■ **Task objective**: Read through the data and report every line in which the word "nova" occurs.

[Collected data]
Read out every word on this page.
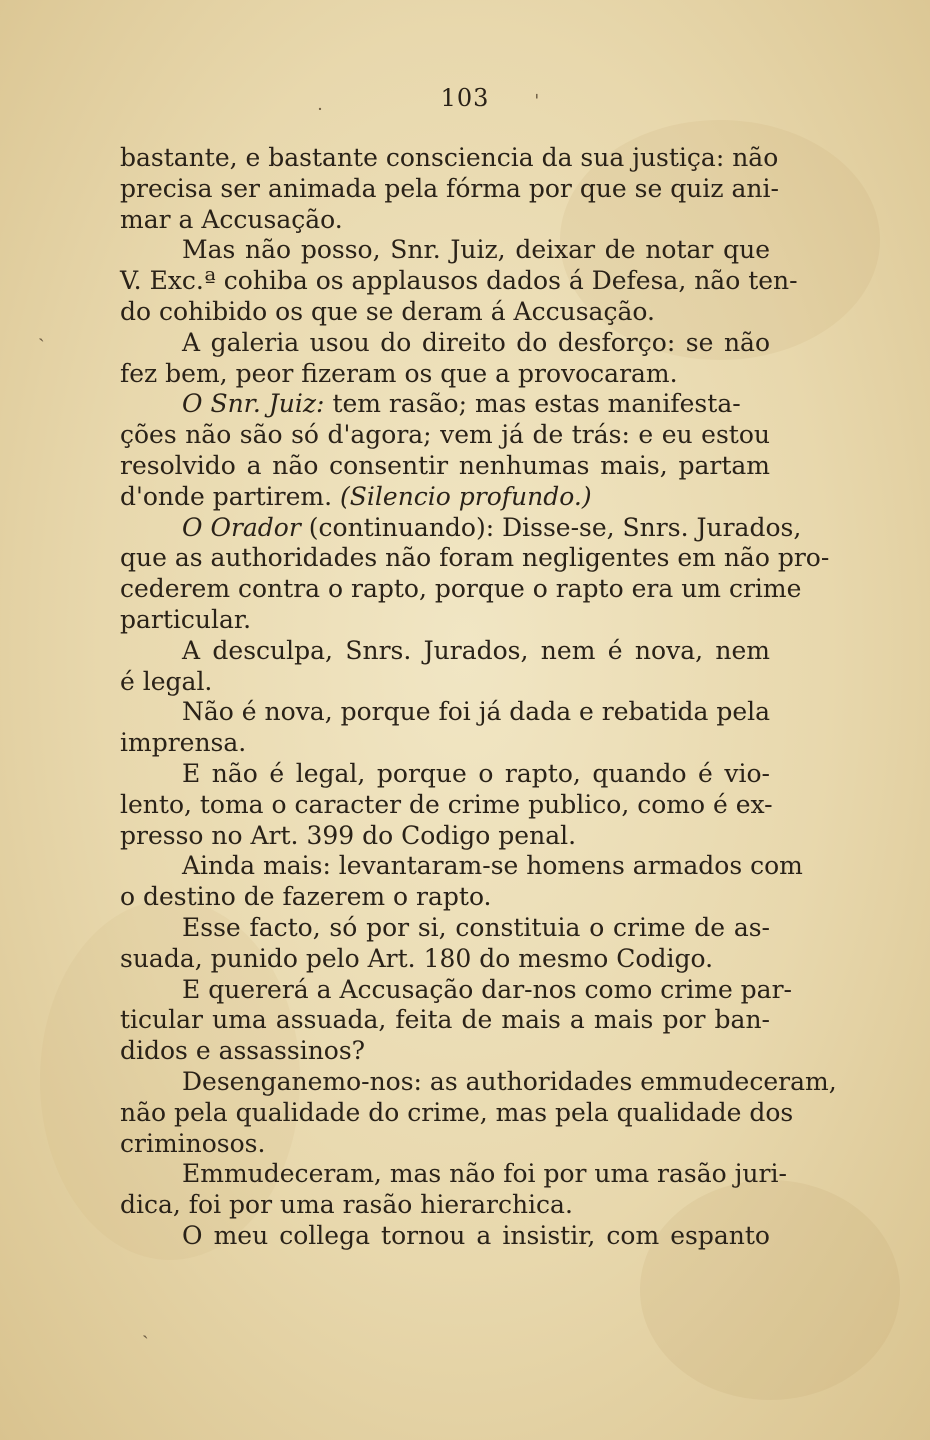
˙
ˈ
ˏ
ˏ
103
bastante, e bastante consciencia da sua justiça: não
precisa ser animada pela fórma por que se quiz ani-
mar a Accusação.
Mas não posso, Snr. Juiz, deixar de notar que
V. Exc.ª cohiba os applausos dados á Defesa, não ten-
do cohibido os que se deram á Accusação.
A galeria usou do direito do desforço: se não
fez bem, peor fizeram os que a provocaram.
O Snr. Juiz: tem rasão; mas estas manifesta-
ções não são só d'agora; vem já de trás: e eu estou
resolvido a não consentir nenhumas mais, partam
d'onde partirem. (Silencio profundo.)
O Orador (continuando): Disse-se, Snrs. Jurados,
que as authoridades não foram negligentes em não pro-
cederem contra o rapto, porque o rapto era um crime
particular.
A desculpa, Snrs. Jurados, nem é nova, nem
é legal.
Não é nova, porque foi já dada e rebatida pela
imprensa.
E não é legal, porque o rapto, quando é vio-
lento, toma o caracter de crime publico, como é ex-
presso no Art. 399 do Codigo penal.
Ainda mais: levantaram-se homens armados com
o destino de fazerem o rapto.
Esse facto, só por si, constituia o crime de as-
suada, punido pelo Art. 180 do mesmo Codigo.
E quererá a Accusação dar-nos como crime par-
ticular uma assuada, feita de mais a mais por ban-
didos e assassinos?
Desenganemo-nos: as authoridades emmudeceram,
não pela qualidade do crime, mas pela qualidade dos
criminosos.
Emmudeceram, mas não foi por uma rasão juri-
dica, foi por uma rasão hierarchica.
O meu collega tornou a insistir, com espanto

--

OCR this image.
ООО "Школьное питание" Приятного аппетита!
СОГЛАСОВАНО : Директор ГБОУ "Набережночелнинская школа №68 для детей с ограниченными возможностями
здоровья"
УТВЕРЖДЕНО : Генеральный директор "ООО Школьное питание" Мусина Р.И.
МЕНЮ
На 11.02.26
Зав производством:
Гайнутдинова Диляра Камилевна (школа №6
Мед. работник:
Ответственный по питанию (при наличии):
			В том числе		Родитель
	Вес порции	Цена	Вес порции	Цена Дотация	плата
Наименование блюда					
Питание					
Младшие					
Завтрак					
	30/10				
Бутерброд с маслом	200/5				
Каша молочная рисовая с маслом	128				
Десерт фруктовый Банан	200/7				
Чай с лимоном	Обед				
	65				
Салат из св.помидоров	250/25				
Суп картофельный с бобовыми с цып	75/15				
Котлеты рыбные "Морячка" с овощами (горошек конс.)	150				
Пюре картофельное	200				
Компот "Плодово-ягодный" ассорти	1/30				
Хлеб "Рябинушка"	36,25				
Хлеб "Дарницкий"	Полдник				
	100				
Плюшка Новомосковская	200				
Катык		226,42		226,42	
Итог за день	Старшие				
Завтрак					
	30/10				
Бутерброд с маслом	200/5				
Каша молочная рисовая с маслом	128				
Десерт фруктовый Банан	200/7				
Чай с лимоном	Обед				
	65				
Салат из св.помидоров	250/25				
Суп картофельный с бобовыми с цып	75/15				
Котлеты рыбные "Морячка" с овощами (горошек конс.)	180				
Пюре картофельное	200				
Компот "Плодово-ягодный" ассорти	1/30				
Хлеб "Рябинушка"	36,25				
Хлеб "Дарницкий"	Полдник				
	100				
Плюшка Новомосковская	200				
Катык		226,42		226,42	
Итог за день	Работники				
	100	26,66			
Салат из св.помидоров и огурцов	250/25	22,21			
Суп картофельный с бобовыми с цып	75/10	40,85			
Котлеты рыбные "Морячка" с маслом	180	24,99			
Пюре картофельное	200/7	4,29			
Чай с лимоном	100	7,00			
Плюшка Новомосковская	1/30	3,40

--

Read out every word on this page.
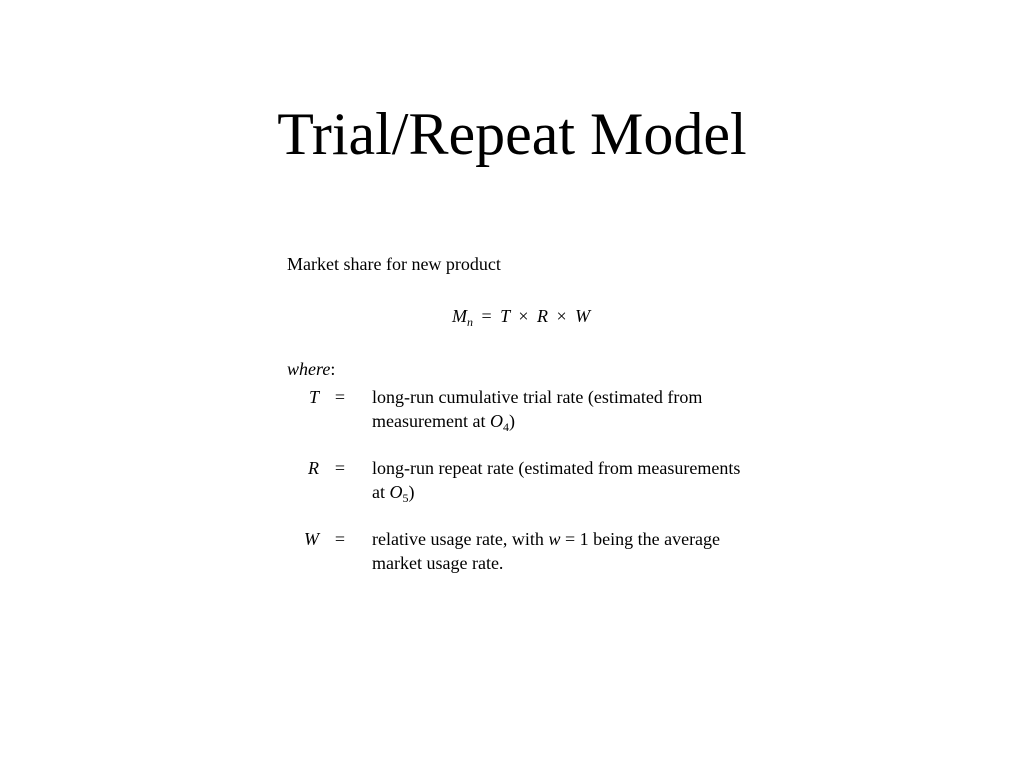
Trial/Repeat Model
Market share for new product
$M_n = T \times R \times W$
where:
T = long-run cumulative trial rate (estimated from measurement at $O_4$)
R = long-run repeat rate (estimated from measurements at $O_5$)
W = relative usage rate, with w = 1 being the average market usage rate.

■ **Task answer**:
A desculpa, Snrs. Jurados, nem é nova, nem
Não é nova, porque foi já dada e rebatida pela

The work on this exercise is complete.